▸ **INPUT ROWS**:

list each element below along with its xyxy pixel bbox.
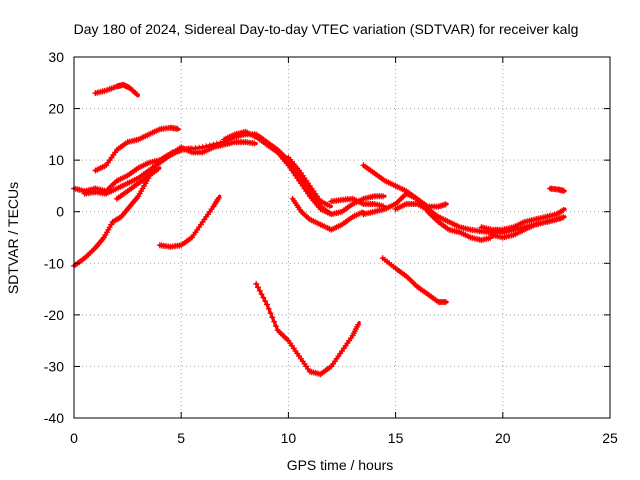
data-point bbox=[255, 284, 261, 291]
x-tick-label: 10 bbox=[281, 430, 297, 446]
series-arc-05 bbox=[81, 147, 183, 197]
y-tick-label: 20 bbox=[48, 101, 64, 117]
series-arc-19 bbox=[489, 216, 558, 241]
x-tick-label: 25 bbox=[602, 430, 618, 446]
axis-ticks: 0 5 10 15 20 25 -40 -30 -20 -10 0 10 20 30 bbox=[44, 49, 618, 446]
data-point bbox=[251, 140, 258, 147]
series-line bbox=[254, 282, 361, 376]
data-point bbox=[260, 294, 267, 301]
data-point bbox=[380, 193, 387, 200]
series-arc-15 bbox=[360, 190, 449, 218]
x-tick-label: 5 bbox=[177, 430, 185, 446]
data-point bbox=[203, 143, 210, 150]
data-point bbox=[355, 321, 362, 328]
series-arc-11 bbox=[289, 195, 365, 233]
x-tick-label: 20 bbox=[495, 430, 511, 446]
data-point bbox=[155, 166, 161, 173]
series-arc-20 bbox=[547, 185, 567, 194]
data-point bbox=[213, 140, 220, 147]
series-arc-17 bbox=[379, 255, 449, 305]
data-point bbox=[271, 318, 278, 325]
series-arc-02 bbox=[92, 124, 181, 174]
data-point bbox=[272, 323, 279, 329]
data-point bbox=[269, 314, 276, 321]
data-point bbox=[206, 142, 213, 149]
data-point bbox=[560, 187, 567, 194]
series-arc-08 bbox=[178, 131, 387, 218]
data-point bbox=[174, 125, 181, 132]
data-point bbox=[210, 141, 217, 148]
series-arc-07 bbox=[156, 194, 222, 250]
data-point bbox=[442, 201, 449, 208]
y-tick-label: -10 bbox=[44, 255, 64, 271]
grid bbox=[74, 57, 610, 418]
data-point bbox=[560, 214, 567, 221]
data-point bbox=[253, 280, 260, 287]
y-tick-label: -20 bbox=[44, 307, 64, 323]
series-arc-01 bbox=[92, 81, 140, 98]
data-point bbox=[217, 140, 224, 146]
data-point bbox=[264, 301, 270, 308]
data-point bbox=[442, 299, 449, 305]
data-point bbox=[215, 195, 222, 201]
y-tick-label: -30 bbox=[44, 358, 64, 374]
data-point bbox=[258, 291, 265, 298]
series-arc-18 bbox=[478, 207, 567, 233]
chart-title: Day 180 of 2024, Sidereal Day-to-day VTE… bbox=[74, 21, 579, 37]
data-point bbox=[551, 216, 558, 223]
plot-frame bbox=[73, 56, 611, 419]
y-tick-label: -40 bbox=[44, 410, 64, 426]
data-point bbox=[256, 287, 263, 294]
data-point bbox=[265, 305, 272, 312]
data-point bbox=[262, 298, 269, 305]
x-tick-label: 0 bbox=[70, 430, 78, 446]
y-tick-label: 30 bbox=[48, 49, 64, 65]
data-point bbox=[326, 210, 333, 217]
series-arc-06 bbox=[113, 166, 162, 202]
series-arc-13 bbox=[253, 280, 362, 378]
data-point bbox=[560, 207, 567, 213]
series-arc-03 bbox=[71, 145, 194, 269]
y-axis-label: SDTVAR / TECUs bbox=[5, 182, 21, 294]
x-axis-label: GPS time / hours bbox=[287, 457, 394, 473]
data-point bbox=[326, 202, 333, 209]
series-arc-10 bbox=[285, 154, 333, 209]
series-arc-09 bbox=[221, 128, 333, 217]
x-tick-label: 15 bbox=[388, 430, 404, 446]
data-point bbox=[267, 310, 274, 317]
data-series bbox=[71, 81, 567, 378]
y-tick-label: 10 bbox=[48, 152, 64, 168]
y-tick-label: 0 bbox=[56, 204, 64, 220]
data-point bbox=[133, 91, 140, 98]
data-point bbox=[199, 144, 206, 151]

▸ **WHAT YOU SHOULD DO**:
Copy out every line of the entries above word for word, leaving out the pictures.

▸ **PROBLEM SOLUTION**:
list each element below along with its xyxy pixel bbox.
data-point bbox=[255, 284, 261, 291]
x-tick-label: 10 bbox=[281, 430, 297, 446]
series-arc-05 bbox=[81, 147, 183, 197]
y-tick-label: 20 bbox=[48, 101, 64, 117]
series-arc-19 bbox=[489, 216, 558, 241]
x-tick-label: 25 bbox=[602, 430, 618, 446]
axis-ticks: 0 5 10 15 20 25 -40 -30 -20 -10 0 10 20 30 bbox=[44, 49, 618, 446]
data-point bbox=[251, 140, 258, 147]
series-line bbox=[254, 282, 361, 376]
data-point bbox=[260, 294, 267, 301]
data-point bbox=[380, 193, 387, 200]
series-arc-15 bbox=[360, 190, 449, 218]
x-tick-label: 5 bbox=[177, 430, 185, 446]
data-point bbox=[203, 143, 210, 150]
data-point bbox=[355, 321, 362, 328]
series-arc-11 bbox=[289, 195, 365, 233]
x-tick-label: 20 bbox=[495, 430, 511, 446]
data-point bbox=[155, 166, 161, 173]
series-arc-20 bbox=[547, 185, 567, 194]
data-point bbox=[213, 140, 220, 147]
series-arc-17 bbox=[379, 255, 449, 305]
data-point bbox=[271, 318, 278, 325]
series-arc-02 bbox=[92, 124, 181, 174]
data-point bbox=[272, 323, 279, 329]
data-point bbox=[269, 314, 276, 321]
data-point bbox=[206, 142, 213, 149]
data-point bbox=[560, 187, 567, 194]
series-arc-08 bbox=[178, 131, 387, 218]
data-point bbox=[174, 125, 181, 132]
data-point bbox=[210, 141, 217, 148]
series-arc-07 bbox=[156, 194, 222, 250]
data-point bbox=[442, 201, 449, 208]
y-tick-label: -10 bbox=[44, 255, 64, 271]
grid bbox=[74, 57, 610, 418]
data-point bbox=[560, 214, 567, 221]
data-point bbox=[253, 280, 260, 287]
y-tick-label: -20 bbox=[44, 307, 64, 323]
series-arc-01 bbox=[92, 81, 140, 98]
data-point bbox=[217, 140, 224, 146]
data-point bbox=[264, 301, 270, 308]
data-point bbox=[442, 299, 449, 305]
data-point bbox=[215, 195, 222, 201]
y-tick-label: -30 bbox=[44, 358, 64, 374]
data-point bbox=[258, 291, 265, 298]
series-arc-18 bbox=[478, 207, 567, 233]
chart-title: Day 180 of 2024, Sidereal Day-to-day VTE… bbox=[74, 21, 579, 37]
data-point bbox=[551, 216, 558, 223]
plot-frame bbox=[73, 56, 611, 419]
y-tick-label: -40 bbox=[44, 410, 64, 426]
data-point bbox=[256, 287, 263, 294]
data-point bbox=[265, 305, 272, 312]
data-point bbox=[262, 298, 269, 305]
x-tick-label: 0 bbox=[70, 430, 78, 446]
y-tick-label: 30 bbox=[48, 49, 64, 65]
data-point bbox=[326, 210, 333, 217]
series-arc-06 bbox=[113, 166, 162, 202]
series-arc-13 bbox=[253, 280, 362, 378]
data-point bbox=[560, 207, 567, 213]
series-arc-03 bbox=[71, 145, 194, 269]
y-axis-label: SDTVAR / TECUs bbox=[5, 182, 21, 294]
x-axis-label: GPS time / hours bbox=[287, 457, 394, 473]
data-point bbox=[326, 202, 333, 209]
series-arc-10 bbox=[285, 154, 333, 209]
series-arc-09 bbox=[221, 128, 333, 217]
x-tick-label: 15 bbox=[388, 430, 404, 446]
data-point bbox=[267, 310, 274, 317]
data-series bbox=[71, 81, 567, 378]
y-tick-label: 10 bbox=[48, 152, 64, 168]
y-tick-label: 0 bbox=[56, 204, 64, 220]
data-point bbox=[133, 91, 140, 98]
data-point bbox=[199, 144, 206, 151]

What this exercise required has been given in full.